Instructions for the task: Everything in the listing except the pictures should be written out exactly.

Information shown:
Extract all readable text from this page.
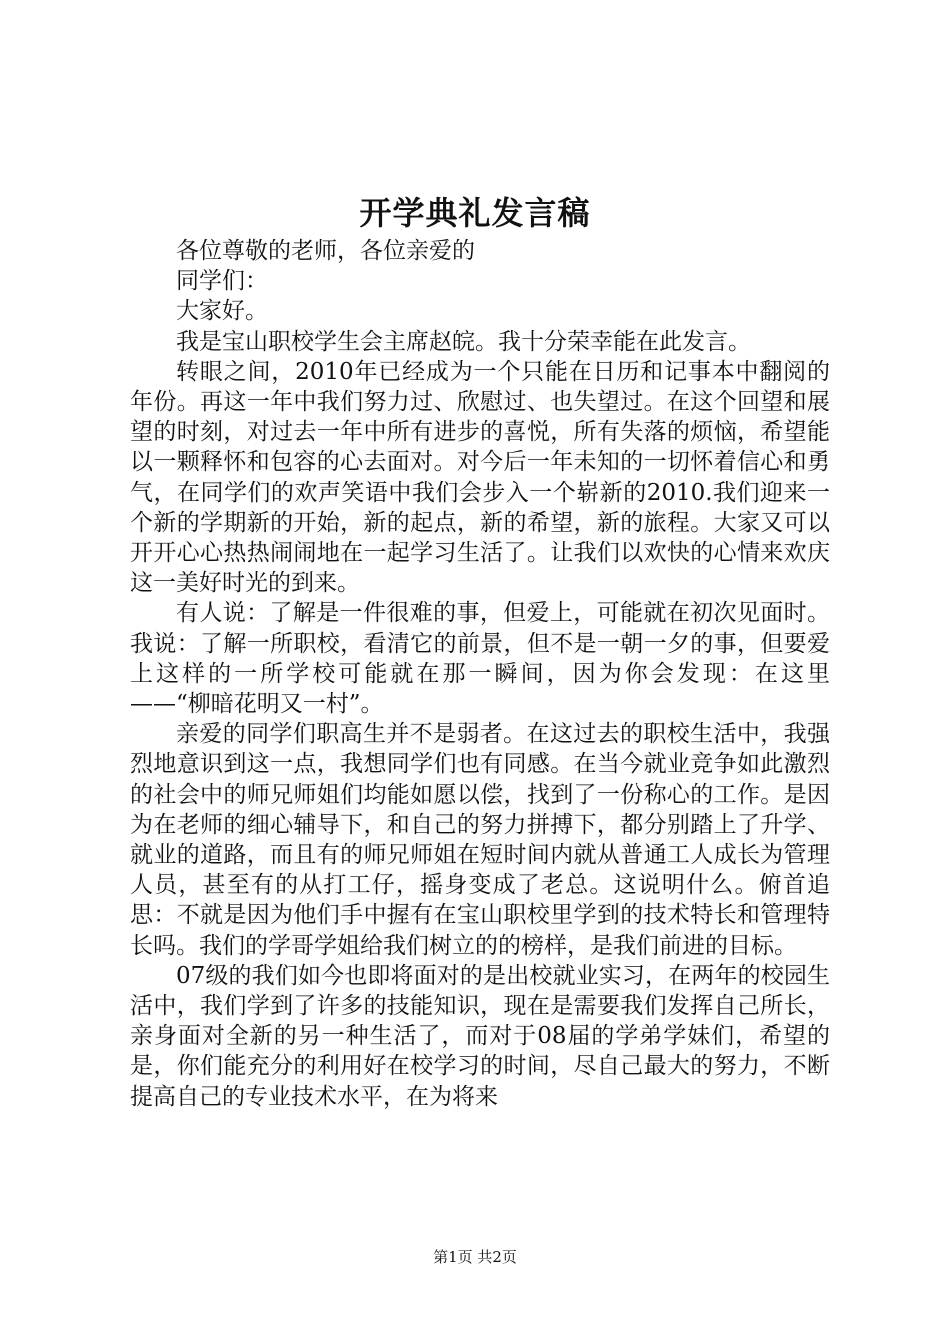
开学典礼发言稿

各位尊敬的老师，各位亲爱的

同学们：

大家好。

我是宝山职校学生会主席赵皖。我十分荣幸能在此发言。

转眼之间，2010年已经成为一个只能在日历和记事本中翻阅的年份。再这一年中我们努力过、欣慰过、也失望过。在这个回望和展望的时刻，对过去一年中所有进步的喜悦，所有失落的烦恼，希望能以一颗释怀和包容的心去面对。对今后一年未知的一切怀着信心和勇气，在同学们的欢声笑语中我们会步入一个崭新的2010.我们迎来一个新的学期新的开始，新的起点，新的希望，新的旅程。大家又可以开开心心热热闹闹地在一起学习生活了。让我们以欢快的心情来欢庆这一美好时光的到来。

有人说：了解是一件很难的事，但爱上，可能就在初次见面时。我说：了解一所职校，看清它的前景，但不是一朝一夕的事，但要爱上这样的一所学校可能就在那一瞬间，因为你会发现：在这里——“柳暗花明又一村”。

亲爱的同学们职高生并不是弱者。在这过去的职校生活中，我强烈地意识到这一点，我想同学们也有同感。在当今就业竞争如此激烈的社会中的师兄师姐们均能如愿以偿，找到了一份称心的工作。是因为在老师的细心辅导下，和自己的努力拼搏下，都分别踏上了升学、就业的道路，而且有的师兄师姐在短时间内就从普通工人成长为管理人员，甚至有的从打工仔，摇身变成了老总。这说明什么。俯首追思：不就是因为他们手中握有在宝山职校里学到的技术特长和管理特长吗。我们的学哥学姐给我们树立的的榜样，是我们前进的目标。

07级的我们如今也即将面对的是出校就业实习，在两年的校园生活中，我们学到了许多的技能知识，现在是需要我们发挥自己所长，亲身面对全新的另一种生活了，而对于08届的学弟学妹们，希望的是，你们能充分的利用好在校学习的时间，尽自己最大的努力，不断提高自己的专业技术水平，在为将来

第1页 共2页
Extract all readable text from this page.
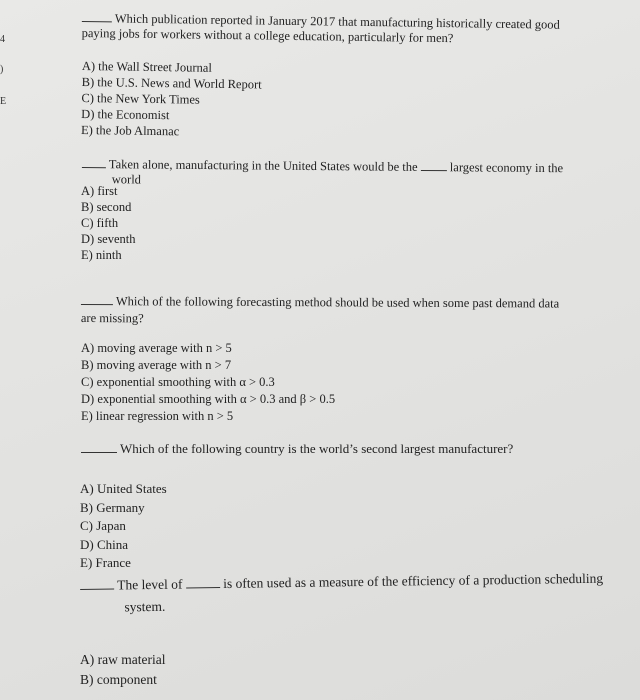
4
)
E
Which publication reported in January 2017 that manufacturing historically created good
paying jobs for workers without a college education, particularly for men?
A) the Wall Street Journal
B) the U.S. News and World Report
C) the New York Times
D) the Economist
E) the Job Almanac
Taken alone, manufacturing in the United States would be the	largest economy in the
world
A) first
B) second
C) fifth
D) seventh
E) ninth
Which of the following forecasting method should be used when some past demand data
are missing?
A) moving average with n > 5
B) moving average with n > 7
C) exponential smoothing with α > 0.3
D) exponential smoothing with α > 0.3 and β > 0.5
E) linear regression with n > 5
Which of the following country is the world’s second largest manufacturer?
A) United States
B) Germany
C) Japan
D) China
E) France
The level of	is often used as a measure of the efficiency of a production scheduling
system.
A) raw material
B) component
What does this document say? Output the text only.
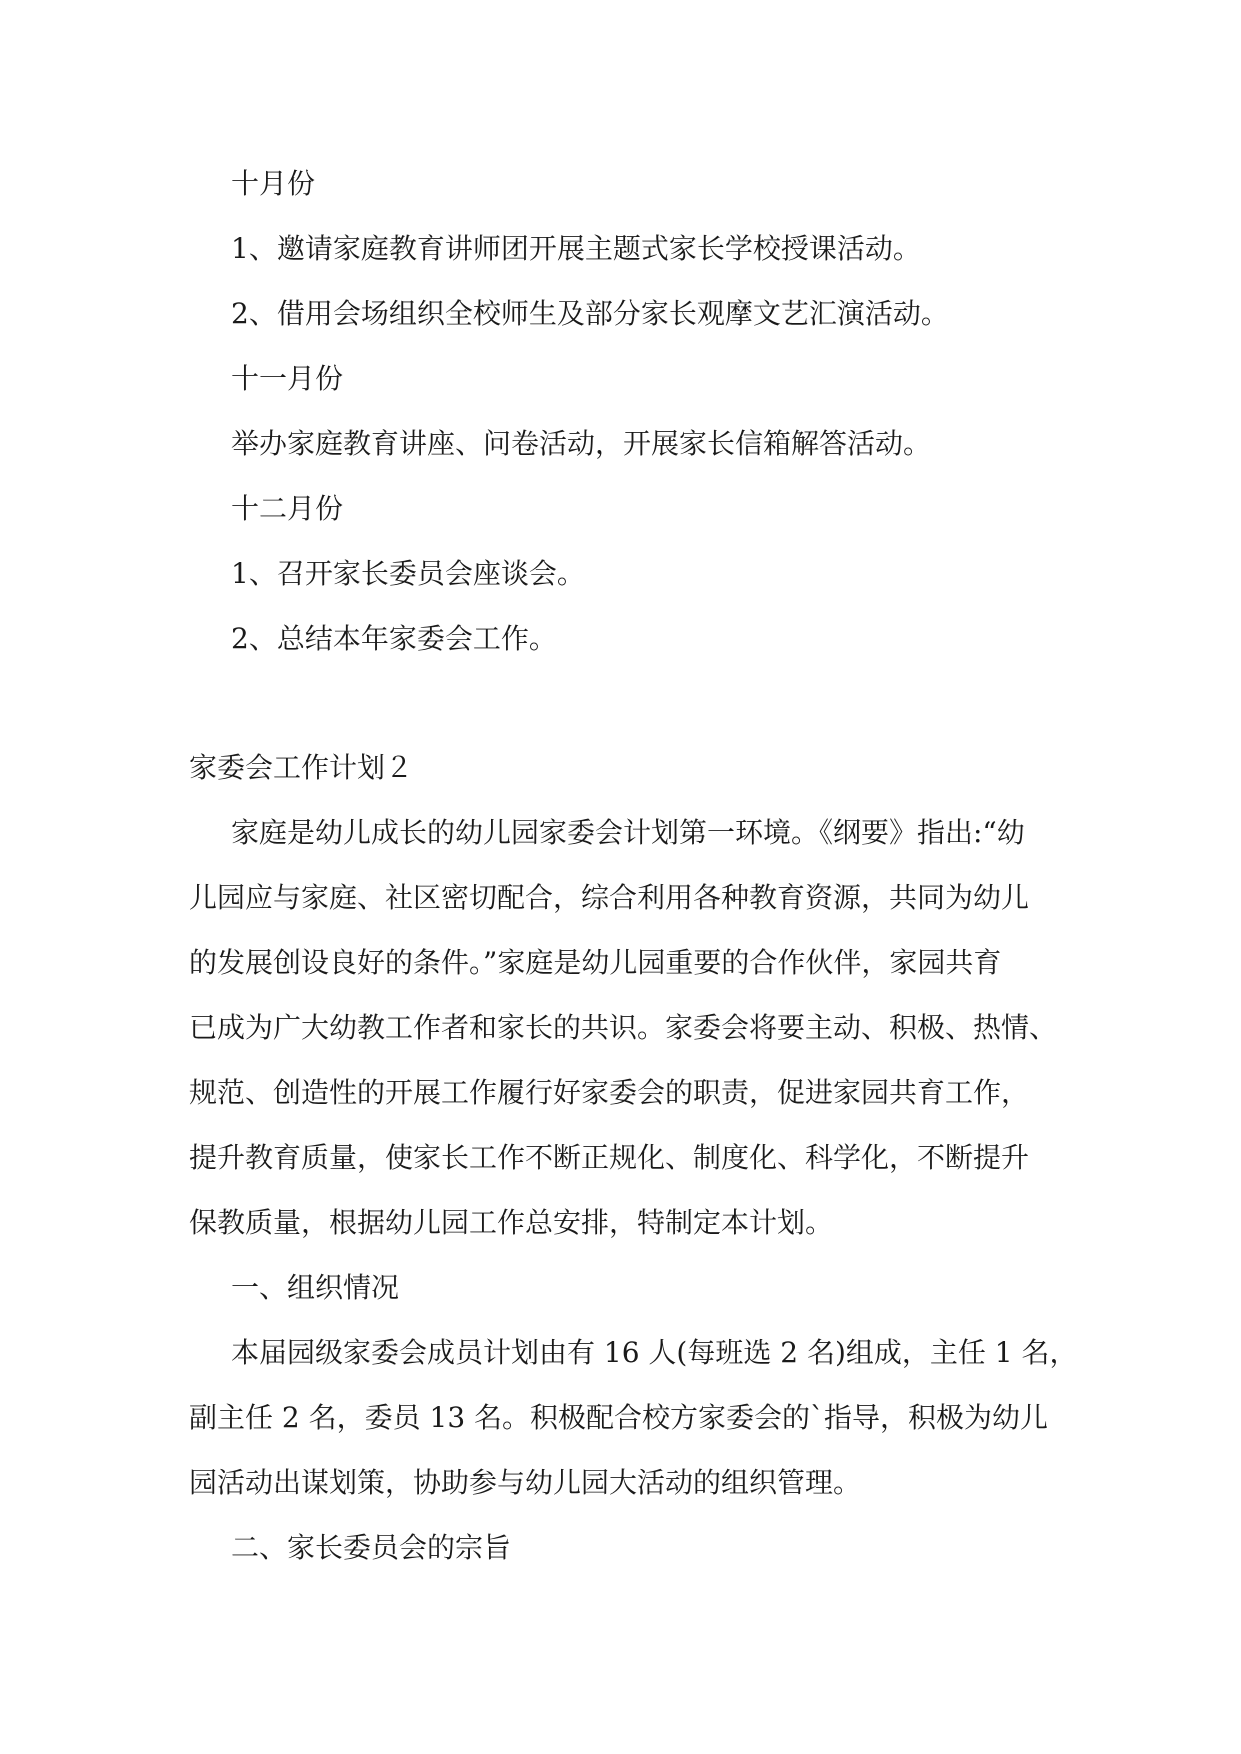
十月份
1、邀请家庭教育讲师团开展主题式家长学校授课活动。
2、借用会场组织全校师生及部分家长观摩文艺汇演活动。
十一月份
举办家庭教育讲座、问卷活动，开展家长信箱解答活动。
十二月份
1、召开家长委员会座谈会。
2、总结本年家委会工作。
家委会工作计划２
家庭是幼儿成长的幼儿园家委会计划第一环境。《纲要》指出:“幼
儿园应与家庭、社区密切配合，综合利用各种教育资源，共同为幼儿
的发展创设良好的条件。”家庭是幼儿园重要的合作伙伴，家园共育
已成为广大幼教工作者和家长的共识。家委会将要主动、积极、热情、
规范、创造性的开展工作履行好家委会的职责，促进家园共育工作，
提升教育质量，使家长工作不断正规化、制度化、科学化，不断提升
保教质量，根据幼儿园工作总安排，特制定本计划。
一、组织情况
本届园级家委会成员计划由有 16 人(每班选 2 名)组成，主任 1 名，
副主任 2 名，委员 13 名。积极配合校方家委会的`指导，积极为幼儿
园活动出谋划策，协助参与幼儿园大活动的组织管理。
二、家长委员会的宗旨
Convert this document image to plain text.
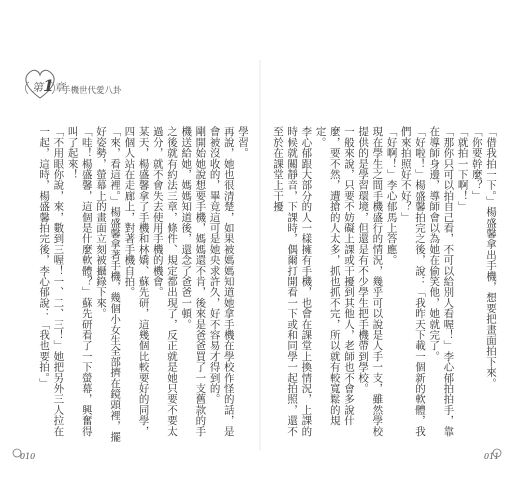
第1章
手機世代愛八卦
學習。
再說，她也很清楚，如果被媽媽知道她拿手機在學校作怪的話，是會被沒收的，畢竟這可是她央求許久，好不容易才得到的。
剛開始她說想要手機，媽媽還不肯，後來是爸爸買了一支舊款的手機送給她，媽媽知道後，還念了爸爸一頓。
之後就有約法三章，條件、規定都出現了，反正就是她只要不要太過分，就不會失去使用手機的機會。
某天，楊盛馨拿了手機和林嬌、蘇先研，這幾個比較要好的同學，四個人站在走廊上，對著手機自拍。
「來，看這裡。」楊盛馨拿著手機，幾個小女生全部擠在鏡頭裡，擺好姿勢，螢幕上的畫面立刻被攝錄下來。
「哇！楊盛馨，這個是什麼軟體？」蘇先研看了一下螢幕，興奮得叫了起來！
「不用眼你說，來，數到三喔！一、二、三！」她把另外三人拉在一起，這時，楊盛馨拍完後，李心郁說：「我也要拍。」
010
「借我拍一下。」楊盛馨拿出手機，想要把畫面拍下來。
「你要幹麼？」
「就拍一下啊！」
「那你只可以拍自己看，不可以給別人看喔！」李心郁拍拍手，靠在導師身邊，導師會以為她在偷笑他，她就完了。
「好啦！」楊盛馨拍完之後，說：「我昨天下載一個新的軟體，我們來拍照好不好？」
「好啊！」李心郁馬上答應。
現在學生之間手機盛行的情況，幾乎可以說是人手一支，雖然學校提供的是學習環境，但還是有不少學生把手機帶到學校。
一般來說，只要不妨礙上課或干擾到其他人，老師也不會多說什麼，要不然，遭搶的人太多，抓也抓不完，所以就有較寬鬆的規定。
李心郁跟大部分的人一樣擁有手機，也會在課堂上換情況，上課的時候就關靜音，下課時，偶爾打開看一下或和同學一起拍照，還不至於在課堂上干擾
011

Finished answer:
Extract all readable text from this page.
开学典礼发言稿

各位尊敬的老师，各位亲爱的

同学们：

大家好。

我是宝山职校学生会主席赵皖。我十分荣幸能在此发言。

转眼之间，2010年已经成为一个只能在日历和记事本中翻阅的年份。再这一年中我们努力过、欣慰过、也失望过。在这个回望和展望的时刻，对过去一年中所有进步的喜悦，所有失落的烦恼，希望能以一颗释怀和包容的心去面对。对今后一年未知的一切怀着信心和勇气，在同学们的欢声笑语中我们会步入一个崭新的2010.我们迎来一个新的学期新的开始，新的起点，新的希望，新的旅程。大家又可以开开心心热热闹闹地在一起学习生活了。让我们以欢快的心情来欢庆这一美好时光的到来。

有人说：了解是一件很难的事，但爱上，可能就在初次见面时。我说：了解一所职校，看清它的前景，但不是一朝一夕的事，但要爱上这样的一所学校可能就在那一瞬间，因为你会发现：在这里——“柳暗花明又一村”。

亲爱的同学们职高生并不是弱者。在这过去的职校生活中，我强烈地意识到这一点，我想同学们也有同感。在当今就业竞争如此激烈的社会中的师兄师姐们均能如愿以偿，找到了一份称心的工作。是因为在老师的细心辅导下，和自己的努力拼搏下，都分别踏上了升学、就业的道路，而且有的师兄师姐在短时间内就从普通工人成长为管理人员，甚至有的从打工仔，摇身变成了老总。这说明什么。俯首追思：不就是因为他们手中握有在宝山职校里学到的技术特长和管理特长吗。我们的学哥学姐给我们树立的的榜样，是我们前进的目标。

07级的我们如今也即将面对的是出校就业实习，在两年的校园生活中，我们学到了许多的技能知识，现在是需要我们发挥自己所长，亲身面对全新的另一种生活了，而对于08届的学弟学妹们，希望的是，你们能充分的利用好在校学习的时间，尽自己最大的努力，不断提高自己的专业技术水平，在为将来

第1页 共2页
Extract all readable text from this page.
4
)
E
Which publication reported in January 2017 that manufacturing historically created good
paying jobs for workers without a college education, particularly for men?
A) the Wall Street Journal
B) the U.S. News and World Report
C) the New York Times
D) the Economist
E) the Job Almanac
Taken alone, manufacturing in the United States would be the	largest economy in the
world
A) first
B) second
C) fifth
D) seventh
E) ninth
Which of the following forecasting method should be used when some past demand data
are missing?
A) moving average with n > 5
B) moving average with n > 7
C) exponential smoothing with α > 0.3
D) exponential smoothing with α > 0.3 and β > 0.5
E) linear regression with n > 5
Which of the following country is the world’s second largest manufacturer?
A) United States
B) Germany
C) Japan
D) China
E) France
The level of	is often used as a measure of the efficiency of a production scheduling
system.
A) raw material
B) component
What does this document say? Output the text only.
十月份
1、邀请家庭教育讲师团开展主题式家长学校授课活动。
2、借用会场组织全校师生及部分家长观摩文艺汇演活动。
十一月份
举办家庭教育讲座、问卷活动，开展家长信箱解答活动。
十二月份
1、召开家长委员会座谈会。
2、总结本年家委会工作。
家委会工作计划２
家庭是幼儿成长的幼儿园家委会计划第一环境。《纲要》指出:“幼
儿园应与家庭、社区密切配合，综合利用各种教育资源，共同为幼儿
的发展创设良好的条件。”家庭是幼儿园重要的合作伙伴，家园共育
已成为广大幼教工作者和家长的共识。家委会将要主动、积极、热情、
规范、创造性的开展工作履行好家委会的职责，促进家园共育工作，
提升教育质量，使家长工作不断正规化、制度化、科学化，不断提升
保教质量，根据幼儿园工作总安排，特制定本计划。
一、组织情况
本届园级家委会成员计划由有 16 人(每班选 2 名)组成，主任 1 名，
副主任 2 名，委员 13 名。积极配合校方家委会的`指导，积极为幼儿
园活动出谋划策，协助参与幼儿园大活动的组织管理。
二、家长委员会的宗旨
Convert this document image to plain text.
第1章
手機世代愛八卦
學習。
再說，她也很清楚，如果被媽媽知道她拿手機在學校作怪的話，是會被沒收的，畢竟這可是她央求許久，好不容易才得到的。
剛開始她說想要手機，媽媽還不肯，後來是爸爸買了一支舊款的手機送給她，媽媽知道後，還念了爸爸一頓。
之後就有約法三章，條件、規定都出現了，反正就是她只要不要太過分，就不會失去使用手機的機會。
某天，楊盛馨拿了手機和林嬌、蘇先研，這幾個比較要好的同學，四個人站在走廊上，對著手機自拍。
「來，看這裡。」楊盛馨拿著手機，幾個小女生全部擠在鏡頭裡，擺好姿勢，螢幕上的畫面立刻被攝錄下來。
「哇！楊盛馨，這個是什麼軟體？」蘇先研看了一下螢幕，興奮得叫了起來！
「不用眼你說，來，數到三喔！一、二、三！」她把另外三人拉在一起，這時，楊盛馨拍完後，李心郁說：「我也要拍。」
010
「借我拍一下。」楊盛馨拿出手機，想要把畫面拍下來。
「你要幹麼？」
「就拍一下啊！」
「那你只可以拍自己看，不可以給別人看喔！」李心郁拍拍手，靠在導師身邊，導師會以為她在偷笑他，她就完了。
「好啦！」楊盛馨拍完之後，說：「我昨天下載一個新的軟體，我們來拍照好不好？」
「好啊！」李心郁馬上答應。
現在學生之間手機盛行的情況，幾乎可以說是人手一支，雖然學校提供的是學習環境，但還是有不少學生把手機帶到學校。
一般來說，只要不妨礙上課或干擾到其他人，老師也不會多說什麼，要不然，遭搶的人太多，抓也抓不完，所以就有較寬鬆的規定。
李心郁跟大部分的人一樣擁有手機，也會在課堂上換情況，上課的時候就關靜音，下課時，偶爾打開看一下或和同學一起拍照，還不至於在課堂上干擾
011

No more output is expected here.